#### DIRECTION
Every record below should be printed exactly as it appears.

[Records]

****

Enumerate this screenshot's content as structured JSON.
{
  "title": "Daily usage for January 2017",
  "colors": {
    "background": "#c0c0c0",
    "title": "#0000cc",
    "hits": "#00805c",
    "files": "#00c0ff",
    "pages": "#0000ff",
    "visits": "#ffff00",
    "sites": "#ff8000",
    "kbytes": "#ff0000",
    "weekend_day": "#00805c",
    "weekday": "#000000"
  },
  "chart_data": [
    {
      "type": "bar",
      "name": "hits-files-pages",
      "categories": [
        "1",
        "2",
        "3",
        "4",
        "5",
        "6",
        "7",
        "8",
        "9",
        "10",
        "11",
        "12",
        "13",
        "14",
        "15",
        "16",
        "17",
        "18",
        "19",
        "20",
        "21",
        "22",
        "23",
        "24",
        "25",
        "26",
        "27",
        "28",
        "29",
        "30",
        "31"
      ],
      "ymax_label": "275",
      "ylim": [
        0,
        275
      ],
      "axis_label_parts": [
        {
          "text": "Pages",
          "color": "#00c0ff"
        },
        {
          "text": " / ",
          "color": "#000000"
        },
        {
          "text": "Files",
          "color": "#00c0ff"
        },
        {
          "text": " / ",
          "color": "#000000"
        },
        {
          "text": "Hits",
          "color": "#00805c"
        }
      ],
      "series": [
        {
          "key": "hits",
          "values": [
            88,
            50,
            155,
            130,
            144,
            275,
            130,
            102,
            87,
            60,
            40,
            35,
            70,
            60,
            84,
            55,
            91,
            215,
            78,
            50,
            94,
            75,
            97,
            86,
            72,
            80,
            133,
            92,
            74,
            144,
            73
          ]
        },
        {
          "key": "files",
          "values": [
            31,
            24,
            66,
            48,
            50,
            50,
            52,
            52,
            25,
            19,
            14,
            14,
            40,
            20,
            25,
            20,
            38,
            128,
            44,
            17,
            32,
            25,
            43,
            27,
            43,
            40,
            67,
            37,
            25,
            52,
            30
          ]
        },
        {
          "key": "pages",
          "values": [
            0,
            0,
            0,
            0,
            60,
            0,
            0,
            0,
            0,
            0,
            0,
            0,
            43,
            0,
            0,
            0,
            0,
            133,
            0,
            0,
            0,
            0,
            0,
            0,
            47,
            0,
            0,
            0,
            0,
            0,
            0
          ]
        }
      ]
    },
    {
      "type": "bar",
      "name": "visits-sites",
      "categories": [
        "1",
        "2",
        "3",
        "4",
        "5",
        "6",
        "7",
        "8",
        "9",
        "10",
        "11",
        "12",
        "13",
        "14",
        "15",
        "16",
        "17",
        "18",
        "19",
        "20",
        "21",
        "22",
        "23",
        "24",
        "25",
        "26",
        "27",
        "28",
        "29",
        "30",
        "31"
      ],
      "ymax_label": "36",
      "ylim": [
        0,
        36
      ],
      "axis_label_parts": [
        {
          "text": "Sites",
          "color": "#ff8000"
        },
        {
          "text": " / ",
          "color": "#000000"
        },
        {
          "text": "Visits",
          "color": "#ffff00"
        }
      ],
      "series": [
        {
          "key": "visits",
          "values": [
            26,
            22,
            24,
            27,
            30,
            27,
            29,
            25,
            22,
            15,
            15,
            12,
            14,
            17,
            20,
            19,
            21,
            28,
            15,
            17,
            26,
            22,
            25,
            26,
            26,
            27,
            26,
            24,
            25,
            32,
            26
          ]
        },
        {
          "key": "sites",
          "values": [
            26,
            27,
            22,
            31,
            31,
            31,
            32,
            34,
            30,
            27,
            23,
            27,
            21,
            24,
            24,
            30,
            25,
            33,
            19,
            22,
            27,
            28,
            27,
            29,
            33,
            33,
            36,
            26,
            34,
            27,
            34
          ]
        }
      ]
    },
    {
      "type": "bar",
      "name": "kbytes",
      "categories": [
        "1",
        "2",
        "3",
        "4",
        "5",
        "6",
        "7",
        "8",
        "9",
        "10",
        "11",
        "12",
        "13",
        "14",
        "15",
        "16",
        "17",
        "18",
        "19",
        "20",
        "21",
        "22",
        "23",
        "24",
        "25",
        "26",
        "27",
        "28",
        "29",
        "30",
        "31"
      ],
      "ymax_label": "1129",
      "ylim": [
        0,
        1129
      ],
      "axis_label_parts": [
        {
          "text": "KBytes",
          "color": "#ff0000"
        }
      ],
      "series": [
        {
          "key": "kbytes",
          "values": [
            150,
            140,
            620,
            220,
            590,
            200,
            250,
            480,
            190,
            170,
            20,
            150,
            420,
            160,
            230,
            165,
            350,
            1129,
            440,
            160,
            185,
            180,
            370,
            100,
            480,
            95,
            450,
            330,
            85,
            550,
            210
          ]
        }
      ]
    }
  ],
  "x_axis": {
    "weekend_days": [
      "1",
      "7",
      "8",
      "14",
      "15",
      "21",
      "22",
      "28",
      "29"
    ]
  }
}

****

#### SOLUTION TO THE EXERCISE
Enumerate this screenshot's content as structured JSON.
{
  "title": "Daily usage for January 2017",
  "colors": {
    "background": "#c0c0c0",
    "title": "#0000cc",
    "hits": "#00805c",
    "files": "#00c0ff",
    "pages": "#0000ff",
    "visits": "#ffff00",
    "sites": "#ff8000",
    "kbytes": "#ff0000",
    "weekend_day": "#00805c",
    "weekday": "#000000"
  },
  "chart_data": [
    {
      "type": "bar",
      "name": "hits-files-pages",
      "categories": [
        "1",
        "2",
        "3",
        "4",
        "5",
        "6",
        "7",
        "8",
        "9",
        "10",
        "11",
        "12",
        "13",
        "14",
        "15",
        "16",
        "17",
        "18",
        "19",
        "20",
        "21",
        "22",
        "23",
        "24",
        "25",
        "26",
        "27",
        "28",
        "29",
        "30",
        "31"
      ],
      "ymax_label": "275",
      "ylim": [
        0,
        275
      ],
      "axis_label_parts": [
        {
          "text": "Pages",
          "color": "#00c0ff"
        },
        {
          "text": " / ",
          "color": "#000000"
        },
        {
          "text": "Files",
          "color": "#00c0ff"
        },
        {
          "text": " / ",
          "color": "#000000"
        },
        {
          "text": "Hits",
          "color": "#00805c"
        }
      ],
      "series": [
        {
          "key": "hits",
          "values": [
            88,
            50,
            155,
            130,
            144,
            275,
            130,
            102,
            87,
            60,
            40,
            35,
            70,
            60,
            84,
            55,
            91,
            215,
            78,
            50,
            94,
            75,
            97,
            86,
            72,
            80,
            133,
            92,
            74,
            144,
            73
          ]
        },
        {
          "key": "files",
          "values": [
            31,
            24,
            66,
            48,
            50,
            50,
            52,
            52,
            25,
            19,
            14,
            14,
            40,
            20,
            25,
            20,
            38,
            128,
            44,
            17,
            32,
            25,
            43,
            27,
            43,
            40,
            67,
            37,
            25,
            52,
            30
          ]
        },
        {
          "key": "pages",
          "values": [
            0,
            0,
            0,
            0,
            60,
            0,
            0,
            0,
            0,
            0,
            0,
            0,
            43,
            0,
            0,
            0,
            0,
            133,
            0,
            0,
            0,
            0,
            0,
            0,
            47,
            0,
            0,
            0,
            0,
            0,
            0
          ]
        }
      ]
    },
    {
      "type": "bar",
      "name": "visits-sites",
      "categories": [
        "1",
        "2",
        "3",
        "4",
        "5",
        "6",
        "7",
        "8",
        "9",
        "10",
        "11",
        "12",
        "13",
        "14",
        "15",
        "16",
        "17",
        "18",
        "19",
        "20",
        "21",
        "22",
        "23",
        "24",
        "25",
        "26",
        "27",
        "28",
        "29",
        "30",
        "31"
      ],
      "ymax_label": "36",
      "ylim": [
        0,
        36
      ],
      "axis_label_parts": [
        {
          "text": "Sites",
          "color": "#ff8000"
        },
        {
          "text": " / ",
          "color": "#000000"
        },
        {
          "text": "Visits",
          "color": "#ffff00"
        }
      ],
      "series": [
        {
          "key": "visits",
          "values": [
            26,
            22,
            24,
            27,
            30,
            27,
            29,
            25,
            22,
            15,
            15,
            12,
            14,
            17,
            20,
            19,
            21,
            28,
            15,
            17,
            26,
            22,
            25,
            26,
            26,
            27,
            26,
            24,
            25,
            32,
            26
          ]
        },
        {
          "key": "sites",
          "values": [
            26,
            27,
            22,
            31,
            31,
            31,
            32,
            34,
            30,
            27,
            23,
            27,
            21,
            24,
            24,
            30,
            25,
            33,
            19,
            22,
            27,
            28,
            27,
            29,
            33,
            33,
            36,
            26,
            34,
            27,
            34
          ]
        }
      ]
    },
    {
      "type": "bar",
      "name": "kbytes",
      "categories": [
        "1",
        "2",
        "3",
        "4",
        "5",
        "6",
        "7",
        "8",
        "9",
        "10",
        "11",
        "12",
        "13",
        "14",
        "15",
        "16",
        "17",
        "18",
        "19",
        "20",
        "21",
        "22",
        "23",
        "24",
        "25",
        "26",
        "27",
        "28",
        "29",
        "30",
        "31"
      ],
      "ymax_label": "1129",
      "ylim": [
        0,
        1129
      ],
      "axis_label_parts": [
        {
          "text": "KBytes",
          "color": "#ff0000"
        }
      ],
      "series": [
        {
          "key": "kbytes",
          "values": [
            150,
            140,
            620,
            220,
            590,
            200,
            250,
            480,
            190,
            170,
            20,
            150,
            420,
            160,
            230,
            165,
            350,
            1129,
            440,
            160,
            185,
            180,
            370,
            100,
            480,
            95,
            450,
            330,
            85,
            550,
            210
          ]
        }
      ]
    }
  ],
  "x_axis": {
    "weekend_days": [
      "1",
      "7",
      "8",
      "14",
      "15",
      "21",
      "22",
      "28",
      "29"
    ]
  }
}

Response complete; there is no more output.